— Start Material for the task —
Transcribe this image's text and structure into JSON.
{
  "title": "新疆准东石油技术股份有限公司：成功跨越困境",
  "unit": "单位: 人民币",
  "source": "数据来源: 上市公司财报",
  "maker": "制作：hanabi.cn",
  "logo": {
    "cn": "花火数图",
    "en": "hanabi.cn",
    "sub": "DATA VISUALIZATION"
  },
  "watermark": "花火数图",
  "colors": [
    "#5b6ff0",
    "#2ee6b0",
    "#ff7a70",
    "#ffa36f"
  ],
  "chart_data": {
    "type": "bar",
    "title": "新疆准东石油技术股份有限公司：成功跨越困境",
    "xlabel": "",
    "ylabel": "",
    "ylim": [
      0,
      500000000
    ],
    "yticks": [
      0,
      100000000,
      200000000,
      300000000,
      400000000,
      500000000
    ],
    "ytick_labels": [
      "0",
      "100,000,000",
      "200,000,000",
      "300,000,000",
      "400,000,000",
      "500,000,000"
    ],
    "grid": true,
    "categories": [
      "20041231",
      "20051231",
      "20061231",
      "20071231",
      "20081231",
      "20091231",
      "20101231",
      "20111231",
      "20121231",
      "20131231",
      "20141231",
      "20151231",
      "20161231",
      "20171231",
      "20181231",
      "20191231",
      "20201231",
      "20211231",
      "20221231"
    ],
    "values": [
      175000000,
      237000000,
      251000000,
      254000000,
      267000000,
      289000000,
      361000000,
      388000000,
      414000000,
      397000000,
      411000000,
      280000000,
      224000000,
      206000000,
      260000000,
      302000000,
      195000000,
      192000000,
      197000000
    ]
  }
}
— End Material for the task —
Work to complete: Reproduce each entry above exactly, keeping every word.

Task result:
Transcribe this image's text and structure into JSON.
{
  "title": "新疆准东石油技术股份有限公司：成功跨越困境",
  "unit": "单位: 人民币",
  "source": "数据来源: 上市公司财报",
  "maker": "制作：hanabi.cn",
  "logo": {
    "cn": "花火数图",
    "en": "hanabi.cn",
    "sub": "DATA VISUALIZATION"
  },
  "watermark": "花火数图",
  "colors": [
    "#5b6ff0",
    "#2ee6b0",
    "#ff7a70",
    "#ffa36f"
  ],
  "chart_data": {
    "type": "bar",
    "title": "新疆准东石油技术股份有限公司：成功跨越困境",
    "xlabel": "",
    "ylabel": "",
    "ylim": [
      0,
      500000000
    ],
    "yticks": [
      0,
      100000000,
      200000000,
      300000000,
      400000000,
      500000000
    ],
    "ytick_labels": [
      "0",
      "100,000,000",
      "200,000,000",
      "300,000,000",
      "400,000,000",
      "500,000,000"
    ],
    "grid": true,
    "categories": [
      "20041231",
      "20051231",
      "20061231",
      "20071231",
      "20081231",
      "20091231",
      "20101231",
      "20111231",
      "20121231",
      "20131231",
      "20141231",
      "20151231",
      "20161231",
      "20171231",
      "20181231",
      "20191231",
      "20201231",
      "20211231",
      "20221231"
    ],
    "values": [
      175000000,
      237000000,
      251000000,
      254000000,
      267000000,
      289000000,
      361000000,
      388000000,
      414000000,
      397000000,
      411000000,
      280000000,
      224000000,
      206000000,
      260000000,
      302000000,
      195000000,
      192000000,
      197000000
    ]
  }
}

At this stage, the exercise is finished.